> **EXTRAIT DU TEXTE**
Photo : Radio-Canada / Josée Ducharme

Neptune, on dirait que c'était fait pour ça. C'était une passe de cash, estime Vincent Boily, donnant en exemple les problèmes de paye et de fortes sommes d’argent en cotisations syndicales jamais remises par l’agence de sécurité. Neptune, c'était des stratagèmes par-dessus les stratagèmes, ajoute-t-il.

Ni moi ni Neptune n’avons tenté de nous défiler de nos obligations légales [...] Je n’ai jamais empoché d’argent frauduleusement.

Une citation de Robert Butler

Et lorsque le syndicat et les travailleurs ont voulu réclamer leur argent, Neptune a dit qu’elle n’employait pas d’agents de sécurité. Ils essayaient de se cacher derrière d'autres compagnies à numéro, résume le syndicaliste.

À la fin, [Robert Butler] ne voulait plus me parler. Il me traitait de voleur, puis de toutes sortes de noms. Comme si c'était moi qui l'avais fraudé. Nous autres, on faisait juste nos recours pour faire valoir nos droits.

Puis Robert Butler a disparu. Il ne répondait plus à rien.

Il n’y a pas que M. Butler qui a disparu. Lors de la faillite, des archives de la compagnie se seraient volatilisées. Ils nous ont rapporté une perte de données du système de paye des employés de Neptune. Donc, pas capables de rejoindre personne. Pas capables de savoir qui a travaillé. Où est-ce que l'argent est allé? raconte M. Boily.

Cochrane ne ferme pas la porte

Enquête a fait part au maire de Cochrane, Peter Politis, de ses découvertes sur l’homme à l'origine du projet de foyer de soins de longue durée. Le nom de Robert Butler ne lui dit rien. Il dit qu’il n’avait jamais entendu parler de lui.

Malgré les inquiétudes que suscite la conduite antérieure de l’homme d’affaires, le maire n’est pas prêt à mettre un terme au projet.

Nous avons besoin de services de santé. Donc, on ne peut pas dire non comme ça. Et si on ferme la porte, ce sera pour de bonnes raisons, dit-il. Avec une liste d’attente de 300 personnes pour une place dans une résidence de soins de longue durée, la région a besoin de ce genre de projet.

Le maire dit cependant être conscient qu’il s’agit de services offerts à des gens vulnérables. Nous ferons très attention pour maintenir la confiance du public, poursuit-il, se disant convaincu que les vérifications qui seront faites avant d’aller de l’avant avec le projet permettront de garantir sa conformité.

L’ancien gîte pour chasseurs de Cochrane que Robert Butler souhaite démolir pour construire un foyer de soins de longue durée.

> **ÉNONCÉ**
Dites si chaque affirmation ci-dessous concorde avec l'extrait sur le projet de foyer de soins à Cochrane, en répondant par oui ou par non et en citant textuellement les mots qui tranchent. (a) Le maire de Cochrane connaissait déjà Robert Butler. (b) La liste d'attente pour une place en soins de longue durée compte 300 personnes. (c) Le maire a décidé de mettre fin au projet.

(Enregistrements issus d'une collecte de données)
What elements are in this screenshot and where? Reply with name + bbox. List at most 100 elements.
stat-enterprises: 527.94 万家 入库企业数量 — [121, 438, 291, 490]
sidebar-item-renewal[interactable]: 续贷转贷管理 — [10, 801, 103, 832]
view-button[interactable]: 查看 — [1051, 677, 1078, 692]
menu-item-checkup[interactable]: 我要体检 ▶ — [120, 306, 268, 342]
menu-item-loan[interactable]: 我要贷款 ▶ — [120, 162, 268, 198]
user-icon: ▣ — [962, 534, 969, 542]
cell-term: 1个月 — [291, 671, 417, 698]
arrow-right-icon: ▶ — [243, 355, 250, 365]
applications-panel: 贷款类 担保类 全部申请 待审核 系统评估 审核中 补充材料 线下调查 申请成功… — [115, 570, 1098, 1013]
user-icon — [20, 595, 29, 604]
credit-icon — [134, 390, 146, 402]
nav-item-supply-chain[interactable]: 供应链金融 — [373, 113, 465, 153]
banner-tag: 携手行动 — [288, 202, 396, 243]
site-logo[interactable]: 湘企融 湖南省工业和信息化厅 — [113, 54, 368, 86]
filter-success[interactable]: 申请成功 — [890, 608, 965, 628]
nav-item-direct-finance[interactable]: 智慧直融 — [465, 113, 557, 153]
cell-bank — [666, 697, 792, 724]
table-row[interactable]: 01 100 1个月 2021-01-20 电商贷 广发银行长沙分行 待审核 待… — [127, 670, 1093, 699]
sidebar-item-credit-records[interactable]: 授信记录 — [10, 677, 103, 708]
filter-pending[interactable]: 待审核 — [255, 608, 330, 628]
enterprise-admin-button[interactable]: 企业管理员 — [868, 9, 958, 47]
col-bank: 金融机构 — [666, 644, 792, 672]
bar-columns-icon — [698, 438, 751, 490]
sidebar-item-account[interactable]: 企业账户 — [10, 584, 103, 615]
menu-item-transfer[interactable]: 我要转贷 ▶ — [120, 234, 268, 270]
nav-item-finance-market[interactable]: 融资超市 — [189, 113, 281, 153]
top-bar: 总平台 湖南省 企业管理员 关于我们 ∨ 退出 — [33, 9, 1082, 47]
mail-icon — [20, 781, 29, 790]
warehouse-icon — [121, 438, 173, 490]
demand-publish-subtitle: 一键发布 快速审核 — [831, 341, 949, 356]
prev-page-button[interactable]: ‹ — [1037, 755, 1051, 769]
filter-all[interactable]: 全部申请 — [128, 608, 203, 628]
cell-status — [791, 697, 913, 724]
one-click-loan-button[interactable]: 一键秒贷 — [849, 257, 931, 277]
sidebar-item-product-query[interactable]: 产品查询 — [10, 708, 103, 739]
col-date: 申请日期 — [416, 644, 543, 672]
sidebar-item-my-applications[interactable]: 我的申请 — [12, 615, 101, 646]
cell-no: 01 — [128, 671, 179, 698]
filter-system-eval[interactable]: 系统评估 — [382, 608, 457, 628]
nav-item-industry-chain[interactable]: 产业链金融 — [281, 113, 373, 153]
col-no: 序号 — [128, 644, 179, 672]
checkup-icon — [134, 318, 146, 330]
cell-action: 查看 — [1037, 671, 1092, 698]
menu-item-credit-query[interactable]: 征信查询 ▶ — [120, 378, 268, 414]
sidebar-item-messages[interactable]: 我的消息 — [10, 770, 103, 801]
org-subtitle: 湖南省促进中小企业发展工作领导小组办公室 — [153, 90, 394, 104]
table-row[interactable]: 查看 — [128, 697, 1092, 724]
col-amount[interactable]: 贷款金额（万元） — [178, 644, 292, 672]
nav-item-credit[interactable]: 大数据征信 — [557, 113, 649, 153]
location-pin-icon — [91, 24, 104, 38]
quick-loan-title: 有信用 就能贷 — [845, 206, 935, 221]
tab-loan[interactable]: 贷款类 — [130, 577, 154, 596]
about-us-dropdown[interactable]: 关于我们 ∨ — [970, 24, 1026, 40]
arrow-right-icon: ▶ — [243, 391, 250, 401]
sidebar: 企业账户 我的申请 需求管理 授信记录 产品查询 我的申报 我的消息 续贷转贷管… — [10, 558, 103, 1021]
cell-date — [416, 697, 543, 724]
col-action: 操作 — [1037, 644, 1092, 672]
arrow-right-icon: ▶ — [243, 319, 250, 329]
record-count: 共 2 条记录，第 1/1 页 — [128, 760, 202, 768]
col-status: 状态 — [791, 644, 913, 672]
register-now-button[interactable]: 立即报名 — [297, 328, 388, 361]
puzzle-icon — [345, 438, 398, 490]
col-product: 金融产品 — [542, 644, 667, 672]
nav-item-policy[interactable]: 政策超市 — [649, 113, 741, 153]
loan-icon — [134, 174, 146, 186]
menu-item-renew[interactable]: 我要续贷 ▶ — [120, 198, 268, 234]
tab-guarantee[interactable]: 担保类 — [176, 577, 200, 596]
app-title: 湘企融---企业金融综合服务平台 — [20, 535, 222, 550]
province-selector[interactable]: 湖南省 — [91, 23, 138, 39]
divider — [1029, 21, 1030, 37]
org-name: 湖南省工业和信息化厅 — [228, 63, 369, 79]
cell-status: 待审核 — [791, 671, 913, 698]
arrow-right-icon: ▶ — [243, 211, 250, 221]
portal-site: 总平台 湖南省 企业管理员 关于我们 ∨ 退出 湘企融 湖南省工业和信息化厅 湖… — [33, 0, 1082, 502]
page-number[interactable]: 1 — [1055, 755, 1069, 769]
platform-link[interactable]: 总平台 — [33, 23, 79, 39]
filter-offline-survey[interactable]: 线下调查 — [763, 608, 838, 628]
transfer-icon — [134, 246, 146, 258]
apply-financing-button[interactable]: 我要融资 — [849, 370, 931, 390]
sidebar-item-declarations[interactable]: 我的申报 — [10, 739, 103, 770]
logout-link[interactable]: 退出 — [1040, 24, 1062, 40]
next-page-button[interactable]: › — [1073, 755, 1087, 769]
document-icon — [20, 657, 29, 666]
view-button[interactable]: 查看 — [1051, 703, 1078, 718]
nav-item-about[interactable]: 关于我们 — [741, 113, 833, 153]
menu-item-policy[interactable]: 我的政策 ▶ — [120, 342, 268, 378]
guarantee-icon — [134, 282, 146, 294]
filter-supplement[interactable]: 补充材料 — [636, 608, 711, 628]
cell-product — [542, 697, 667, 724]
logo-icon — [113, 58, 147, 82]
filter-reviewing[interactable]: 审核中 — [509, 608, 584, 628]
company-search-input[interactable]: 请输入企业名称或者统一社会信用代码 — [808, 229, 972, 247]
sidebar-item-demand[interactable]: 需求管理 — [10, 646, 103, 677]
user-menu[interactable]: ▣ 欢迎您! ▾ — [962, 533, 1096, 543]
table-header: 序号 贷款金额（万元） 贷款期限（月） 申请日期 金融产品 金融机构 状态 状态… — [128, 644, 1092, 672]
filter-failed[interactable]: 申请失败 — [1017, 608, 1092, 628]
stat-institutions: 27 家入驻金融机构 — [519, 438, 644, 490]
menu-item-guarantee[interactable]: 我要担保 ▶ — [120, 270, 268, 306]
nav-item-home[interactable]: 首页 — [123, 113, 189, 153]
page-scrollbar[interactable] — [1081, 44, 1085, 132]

> **CORRIGÉ**
(a) Non : « Il dit qu’il n’avait jamais entendu parler de lui. »
(b) Oui : « Avec une liste d’attente de 300 personnes pour une place dans une résidence de soins de longue durée »
(c) Non : « le maire n’est pas prêt à mettre un terme au projet. »